#### Tasks to complete:
1 > From the Alavi Moulana biography, copy the passage that begins at the words "Seyed Ahmed Seyed Alavi Moulana" and stops after the words "Sabaragamuwa in 2009.".
2 > According to the Alavi Moulana biography, in what year did he enter politics as a trade unionist?
3 > Please carry on the Alavi Moulana biography from its final sentence.

#### Text provided:
++++++++++

5th Governor of Western Province
- In office 1 February 2002 – 23 January 2015
- Preceded by: Pathmanathan Ramanathan
- Succeeded by: K. C. Logeswaran

Acting Governor of Sabaragamuwa
- In office 12 May 2009 – 5 July 2009
- Preceded by: Mohan Ellawala
- Succeeded by: Janaka Bandara

Minister of Labour
- In office 2001–2002
- President: Chandrika Kumaratunga

Personal details
- Born: Seyed Ahmed Seyed Alavi Mowlana 1 January 1932 Sri Lanka
- Died: 15 June 2016 (aged 84) Colombo, Sri Lanka
- Party: Sri Lanka Freedom Party
- Alma mater: St Peter's College Zahira College
- Profession: Trade Unionist

= Alavi Moulana =

Sri Lankan politician (1932–2016)

Seyed Ahmed Seyed Alavi Moulana (1 January 1932 – 15 June 2016) was a Sri Lankan politician, who entered politics in 1948 as a trade unionist. He was the 5th Governor of Western Province, having assumed office on 1 February 2002. He was a member of the Sri Lanka Freedom Party, Cabinet Minister of Labour, and a councillor in the Colombo Municipal Council. He was the Senior Vice-President of the Sri Lanka Freedom Party and was also a social and religious worker. He also served as acting Governor for Sabaragamuwa in 2009.

++++++++++

#### Element placement data:
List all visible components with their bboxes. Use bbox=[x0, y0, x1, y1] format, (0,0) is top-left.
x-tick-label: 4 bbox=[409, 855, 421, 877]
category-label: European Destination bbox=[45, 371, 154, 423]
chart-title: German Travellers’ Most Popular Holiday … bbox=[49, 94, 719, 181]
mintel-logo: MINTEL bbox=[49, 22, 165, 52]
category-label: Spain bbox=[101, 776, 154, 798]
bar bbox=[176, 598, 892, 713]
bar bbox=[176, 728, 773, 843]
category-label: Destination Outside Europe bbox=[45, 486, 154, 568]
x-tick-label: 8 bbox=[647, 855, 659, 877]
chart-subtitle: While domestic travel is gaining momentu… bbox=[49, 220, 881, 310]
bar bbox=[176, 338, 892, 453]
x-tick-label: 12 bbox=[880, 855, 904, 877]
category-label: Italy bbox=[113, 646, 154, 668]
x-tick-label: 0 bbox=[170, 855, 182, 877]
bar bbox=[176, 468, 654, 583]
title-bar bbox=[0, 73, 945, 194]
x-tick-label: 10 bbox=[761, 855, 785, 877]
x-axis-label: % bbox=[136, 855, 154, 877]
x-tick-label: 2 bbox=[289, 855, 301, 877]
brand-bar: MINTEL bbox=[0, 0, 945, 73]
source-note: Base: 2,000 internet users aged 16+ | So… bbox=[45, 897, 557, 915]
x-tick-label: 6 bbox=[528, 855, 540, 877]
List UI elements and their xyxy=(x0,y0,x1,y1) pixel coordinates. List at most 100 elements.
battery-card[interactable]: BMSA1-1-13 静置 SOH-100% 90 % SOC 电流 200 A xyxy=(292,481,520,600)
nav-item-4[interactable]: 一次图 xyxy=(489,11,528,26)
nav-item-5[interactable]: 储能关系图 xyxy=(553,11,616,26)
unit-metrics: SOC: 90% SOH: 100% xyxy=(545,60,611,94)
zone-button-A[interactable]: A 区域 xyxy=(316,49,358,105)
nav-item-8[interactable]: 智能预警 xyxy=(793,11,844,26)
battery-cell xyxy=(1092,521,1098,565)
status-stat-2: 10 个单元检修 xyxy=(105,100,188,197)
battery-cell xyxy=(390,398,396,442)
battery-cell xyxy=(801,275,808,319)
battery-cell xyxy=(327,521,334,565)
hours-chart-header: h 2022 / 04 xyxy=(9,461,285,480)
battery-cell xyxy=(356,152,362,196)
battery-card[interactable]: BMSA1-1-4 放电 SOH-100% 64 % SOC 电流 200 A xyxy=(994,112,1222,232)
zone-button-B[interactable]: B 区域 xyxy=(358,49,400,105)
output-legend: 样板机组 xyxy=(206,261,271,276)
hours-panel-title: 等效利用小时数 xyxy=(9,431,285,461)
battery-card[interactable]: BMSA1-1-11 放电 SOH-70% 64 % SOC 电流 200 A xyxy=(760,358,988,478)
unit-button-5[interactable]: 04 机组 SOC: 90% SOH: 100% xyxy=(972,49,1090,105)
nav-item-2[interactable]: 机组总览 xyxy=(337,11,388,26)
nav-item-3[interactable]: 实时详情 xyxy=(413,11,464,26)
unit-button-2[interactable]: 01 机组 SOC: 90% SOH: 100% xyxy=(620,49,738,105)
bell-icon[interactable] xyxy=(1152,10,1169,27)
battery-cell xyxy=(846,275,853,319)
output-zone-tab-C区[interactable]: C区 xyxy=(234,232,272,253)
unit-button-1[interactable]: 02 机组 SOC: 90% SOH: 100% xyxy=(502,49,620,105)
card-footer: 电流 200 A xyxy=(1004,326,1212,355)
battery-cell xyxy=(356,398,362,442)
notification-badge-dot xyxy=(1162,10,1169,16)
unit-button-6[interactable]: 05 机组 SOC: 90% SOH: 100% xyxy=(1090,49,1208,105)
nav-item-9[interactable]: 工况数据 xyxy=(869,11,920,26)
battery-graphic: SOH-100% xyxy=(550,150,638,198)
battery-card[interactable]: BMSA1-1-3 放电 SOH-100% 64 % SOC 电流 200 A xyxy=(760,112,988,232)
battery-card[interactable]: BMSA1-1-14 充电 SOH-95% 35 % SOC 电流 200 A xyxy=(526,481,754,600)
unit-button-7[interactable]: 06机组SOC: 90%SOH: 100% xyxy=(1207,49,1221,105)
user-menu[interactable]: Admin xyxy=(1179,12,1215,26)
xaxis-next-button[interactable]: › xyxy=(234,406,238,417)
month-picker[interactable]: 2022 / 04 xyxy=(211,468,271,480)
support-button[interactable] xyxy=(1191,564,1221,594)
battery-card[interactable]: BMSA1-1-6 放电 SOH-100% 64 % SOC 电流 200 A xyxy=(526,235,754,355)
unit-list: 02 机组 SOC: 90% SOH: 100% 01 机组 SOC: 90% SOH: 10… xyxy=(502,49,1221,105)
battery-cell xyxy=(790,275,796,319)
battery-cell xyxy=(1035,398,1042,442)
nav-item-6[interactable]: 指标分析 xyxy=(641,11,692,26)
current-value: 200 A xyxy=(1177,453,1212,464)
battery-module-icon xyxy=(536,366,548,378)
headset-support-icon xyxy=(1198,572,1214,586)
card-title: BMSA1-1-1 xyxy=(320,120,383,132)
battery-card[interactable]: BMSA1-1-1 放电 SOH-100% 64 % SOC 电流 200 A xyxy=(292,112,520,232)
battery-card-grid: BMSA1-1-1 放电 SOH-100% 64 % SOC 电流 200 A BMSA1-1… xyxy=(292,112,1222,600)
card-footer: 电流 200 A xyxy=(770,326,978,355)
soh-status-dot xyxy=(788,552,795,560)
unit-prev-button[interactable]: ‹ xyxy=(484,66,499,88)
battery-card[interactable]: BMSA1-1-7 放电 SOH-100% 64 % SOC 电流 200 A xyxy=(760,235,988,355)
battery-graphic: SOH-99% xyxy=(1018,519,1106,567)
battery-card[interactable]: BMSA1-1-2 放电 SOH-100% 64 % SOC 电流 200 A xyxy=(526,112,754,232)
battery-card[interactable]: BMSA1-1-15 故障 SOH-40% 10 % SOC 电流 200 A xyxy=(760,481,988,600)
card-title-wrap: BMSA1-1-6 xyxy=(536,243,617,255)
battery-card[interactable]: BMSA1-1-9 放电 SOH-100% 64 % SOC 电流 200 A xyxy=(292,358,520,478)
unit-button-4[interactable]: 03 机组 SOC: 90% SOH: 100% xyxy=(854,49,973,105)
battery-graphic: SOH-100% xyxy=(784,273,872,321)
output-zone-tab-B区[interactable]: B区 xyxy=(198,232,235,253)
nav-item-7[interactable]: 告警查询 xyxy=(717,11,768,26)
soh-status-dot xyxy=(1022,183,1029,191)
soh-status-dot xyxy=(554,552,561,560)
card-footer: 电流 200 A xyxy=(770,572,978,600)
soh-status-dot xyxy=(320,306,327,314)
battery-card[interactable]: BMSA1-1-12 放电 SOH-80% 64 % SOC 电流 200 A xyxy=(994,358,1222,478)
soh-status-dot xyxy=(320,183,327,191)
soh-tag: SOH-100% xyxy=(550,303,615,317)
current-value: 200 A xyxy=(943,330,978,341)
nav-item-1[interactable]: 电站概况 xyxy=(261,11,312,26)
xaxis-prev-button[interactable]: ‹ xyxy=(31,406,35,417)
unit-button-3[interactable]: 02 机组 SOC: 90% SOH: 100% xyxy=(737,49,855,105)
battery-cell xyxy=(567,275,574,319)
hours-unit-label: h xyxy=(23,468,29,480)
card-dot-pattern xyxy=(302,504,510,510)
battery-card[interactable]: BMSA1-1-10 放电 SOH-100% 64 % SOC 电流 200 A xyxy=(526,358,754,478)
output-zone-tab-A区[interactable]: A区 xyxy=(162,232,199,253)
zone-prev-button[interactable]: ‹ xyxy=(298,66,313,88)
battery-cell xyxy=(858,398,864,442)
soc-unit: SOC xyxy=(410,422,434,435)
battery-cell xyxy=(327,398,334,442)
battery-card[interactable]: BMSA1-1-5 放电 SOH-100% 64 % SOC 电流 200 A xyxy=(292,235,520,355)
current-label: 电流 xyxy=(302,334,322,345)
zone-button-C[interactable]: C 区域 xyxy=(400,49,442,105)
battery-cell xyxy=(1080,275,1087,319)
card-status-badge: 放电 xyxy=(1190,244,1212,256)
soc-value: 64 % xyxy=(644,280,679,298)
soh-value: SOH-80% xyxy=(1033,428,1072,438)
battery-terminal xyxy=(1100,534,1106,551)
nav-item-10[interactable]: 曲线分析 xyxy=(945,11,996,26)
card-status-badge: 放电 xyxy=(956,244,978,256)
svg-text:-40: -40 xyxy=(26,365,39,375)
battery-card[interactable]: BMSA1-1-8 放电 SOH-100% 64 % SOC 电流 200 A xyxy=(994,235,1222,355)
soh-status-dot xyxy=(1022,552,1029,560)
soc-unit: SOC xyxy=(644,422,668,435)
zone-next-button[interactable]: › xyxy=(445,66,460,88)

++++++++++

#### Answers in order:
1 >
Seyed Ahmed Seyed Alavi Moulana (1 January 1932 – 15 June 2016) was a Sri Lankan politician, who entered politics in 1948 as a trade unionist. He was the 5th Governor of Western Province, having assumed office on 1 February 2002. He was a member of the Sri Lanka Freedom Party, Cabinet Minister of Labour, and a councillor in the Colombo Municipal Council. He was the Senior Vice-President of the Sri Lanka Freedom Party and was also a social and religious worker. He also served as acting Governor for Sabaragamuwa in 2009.

2 > 1948

3 >
==Political career==
Alavi Moulana entered politics in 1948 as a Trade Unionist. In 1956 he joined the Sri Lanka Freedom Party and in 1960, under the leadership of Sirimavo Bandaranayake, he became the leader of the Trade Union Movement of the Sri Lanka Freedom Party. Moulana was appointed as one of the Vice-Presidents of the Sri Lanka Freedom Party and the Senior Vice-President of the Sri Lanka Nidahas Sevaka Sangamaya. He was a councillor in the Colombo Municipal Council for a period of 10 years. In 1994 he entered Parliament as the Deputy Minister of Media going on to become a Cabinet Minister of the Provincial Council and Local Government. In 2001 he was appointed as Cabinet Minister of Labour as well as being appointed as president of the Sri Lankan Muslim Federation and Organizing Secretary and convener of the Joint Council of Trade Union Organization (JCTUO). Moulana was an advisor to former President Chandrika Kumaratunga on Muslim Affairs. Moulana also served as acting Governor for Sabaragamuwa in 2009.

In 2012, during his 80th birthday ceremony Alavi Moulana was conferred the 'Jana Prasadini' title by President Mahinda Rajapaksa. The President said "Moulana had been a tower of strength to him and the Sri Lanka Freedom Party for a long time" and wished him a long life in his service to the nation and the working community.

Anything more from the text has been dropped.